→ EXERCISE MATERIAL:
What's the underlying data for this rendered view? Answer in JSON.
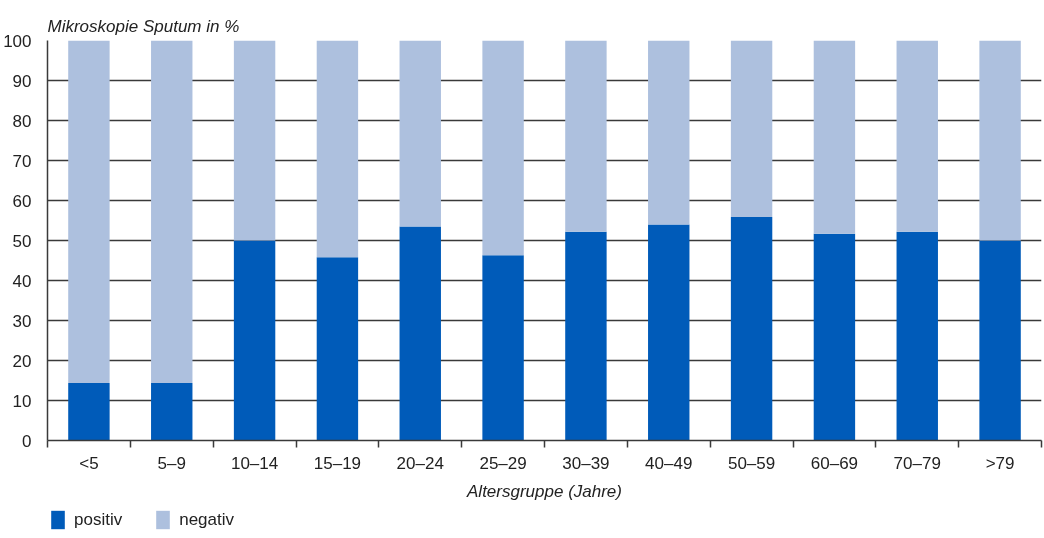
{
  "chart_data": {
    "type": "bar",
    "stacked": true,
    "ylabel": "Mikroskopie Sputum in %",
    "xlabel": "Altersgruppe (Jahre)",
    "categories": [
      "<5",
      "5–9",
      "10–14",
      "15–19",
      "20–24",
      "25–29",
      "30–39",
      "40–49",
      "50–59",
      "60–69",
      "70–79",
      ">79"
    ],
    "series": [
      {
        "name": "positiv",
        "color": "#005bb9",
        "values": [
          14.4,
          14.4,
          50.0,
          45.8,
          53.5,
          46.3,
          52.2,
          54.0,
          55.9,
          51.7,
          52.2,
          50.0
        ]
      },
      {
        "name": "negativ",
        "color": "#adc0de",
        "values": [
          85.6,
          85.6,
          50.0,
          54.2,
          46.5,
          53.7,
          47.8,
          46.0,
          44.1,
          48.3,
          47.8,
          50.0
        ]
      }
    ],
    "ylim": [
      0,
      100
    ],
    "yticks": [
      0,
      10,
      20,
      30,
      40,
      50,
      60,
      70,
      80,
      90,
      100
    ],
    "grid": "y",
    "legend": "bottom left"
  }
}
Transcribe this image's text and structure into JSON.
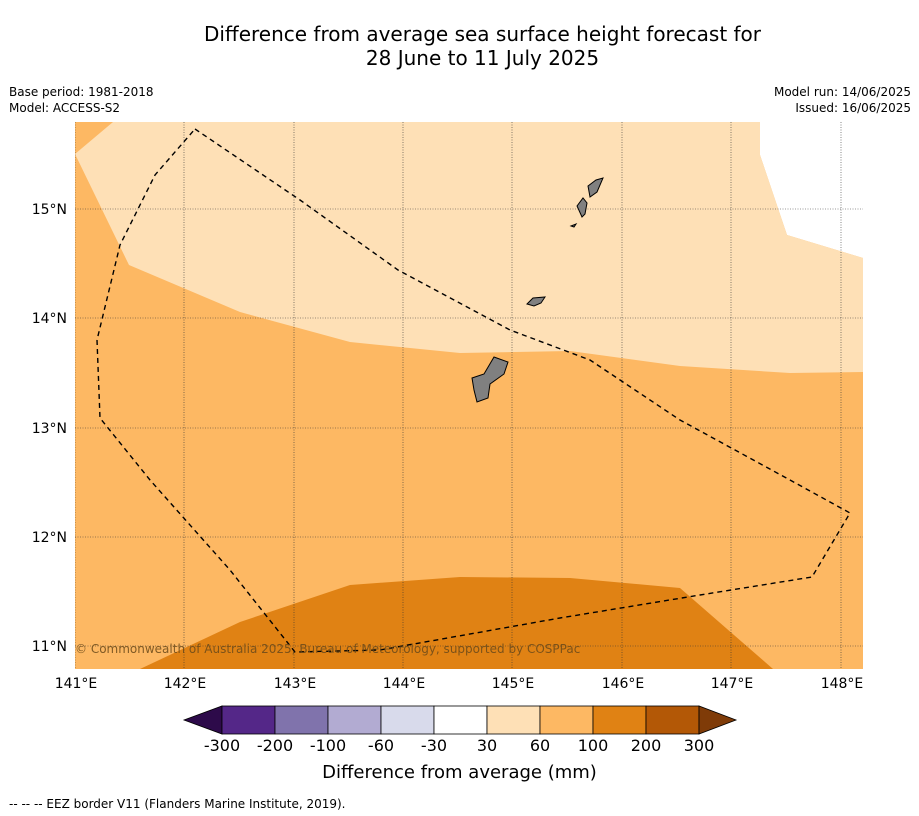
{
  "title_line1": "Difference from average sea surface height forecast for",
  "title_line2": "28 June to 11 July 2025",
  "base_period": "Base period: 1981-2018",
  "model": "Model: ACCESS-S2",
  "model_run": "Model run: 14/06/2025",
  "issued": "Issued: 16/06/2025",
  "copyright": "© Commonwealth of Australia 2025, Bureau of Meteorology, supported by COSPPac",
  "lat_labels": [
    "15°N",
    "14°N",
    "13°N",
    "12°N",
    "11°N"
  ],
  "lon_labels": [
    "141°E",
    "142°E",
    "143°E",
    "144°E",
    "145°E",
    "146°E",
    "147°E",
    "148°E"
  ],
  "colorbar": {
    "title": "Difference from average (mm)",
    "ticks": [
      "-300",
      "-200",
      "-100",
      "-60",
      "-30",
      "30",
      "60",
      "100",
      "200",
      "300"
    ],
    "colors": [
      "#2d0a4a",
      "#542788",
      "#8073ac",
      "#b2abd2",
      "#d8daeb",
      "#ffffff",
      "#fee0b6",
      "#fdb863",
      "#e08214",
      "#b35806",
      "#7f3b08"
    ]
  },
  "footnote": "--  --  -- EEZ border V11 (Flanders Marine Institute, 2019).",
  "map_regions": [
    {
      "name": "30 to 60 mm",
      "color": "#fee0b6"
    },
    {
      "name": "60 to 100 mm",
      "color": "#fdb863"
    },
    {
      "name": "100 to 200 mm",
      "color": "#e08214"
    }
  ]
}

→ CHALLENGE: Copy every entry exactly as written. Pictures are excluded.

→ COMPLETED EXERCISE:
What's the underlying data for this rendered view? Answer in JSON.
{
  "chart_data": {
    "type": "bar",
    "stacked": true,
    "ylabel": "Mikroskopie Sputum in %",
    "xlabel": "Altersgruppe (Jahre)",
    "categories": [
      "<5",
      "5–9",
      "10–14",
      "15–19",
      "20–24",
      "25–29",
      "30–39",
      "40–49",
      "50–59",
      "60–69",
      "70–79",
      ">79"
    ],
    "series": [
      {
        "name": "positiv",
        "color": "#005bb9",
        "values": [
          14.4,
          14.4,
          50.0,
          45.8,
          53.5,
          46.3,
          52.2,
          54.0,
          55.9,
          51.7,
          52.2,
          50.0
        ]
      },
      {
        "name": "negativ",
        "color": "#adc0de",
        "values": [
          85.6,
          85.6,
          50.0,
          54.2,
          46.5,
          53.7,
          47.8,
          46.0,
          44.1,
          48.3,
          47.8,
          50.0
        ]
      }
    ],
    "ylim": [
      0,
      100
    ],
    "yticks": [
      0,
      10,
      20,
      30,
      40,
      50,
      60,
      70,
      80,
      90,
      100
    ],
    "grid": "y",
    "legend": "bottom left"
  }
}
Transcribe this image's text and structure into JSON.
{
  "title_line1": "Difference from average sea surface height forecast for",
  "title_line2": "28 June to 11 July 2025",
  "base_period": "Base period: 1981-2018",
  "model": "Model: ACCESS-S2",
  "model_run": "Model run: 14/06/2025",
  "issued": "Issued: 16/06/2025",
  "copyright": "© Commonwealth of Australia 2025, Bureau of Meteorology, supported by COSPPac",
  "lat_labels": [
    "15°N",
    "14°N",
    "13°N",
    "12°N",
    "11°N"
  ],
  "lon_labels": [
    "141°E",
    "142°E",
    "143°E",
    "144°E",
    "145°E",
    "146°E",
    "147°E",
    "148°E"
  ],
  "colorbar": {
    "title": "Difference from average (mm)",
    "ticks": [
      "-300",
      "-200",
      "-100",
      "-60",
      "-30",
      "30",
      "60",
      "100",
      "200",
      "300"
    ],
    "colors": [
      "#2d0a4a",
      "#542788",
      "#8073ac",
      "#b2abd2",
      "#d8daeb",
      "#ffffff",
      "#fee0b6",
      "#fdb863",
      "#e08214",
      "#b35806",
      "#7f3b08"
    ]
  },
  "footnote": "--  --  -- EEZ border V11 (Flanders Marine Institute, 2019).",
  "map_regions": [
    {
      "name": "30 to 60 mm",
      "color": "#fee0b6"
    },
    {
      "name": "60 to 100 mm",
      "color": "#fdb863"
    },
    {
      "name": "100 to 200 mm",
      "color": "#e08214"
    }
  ]
}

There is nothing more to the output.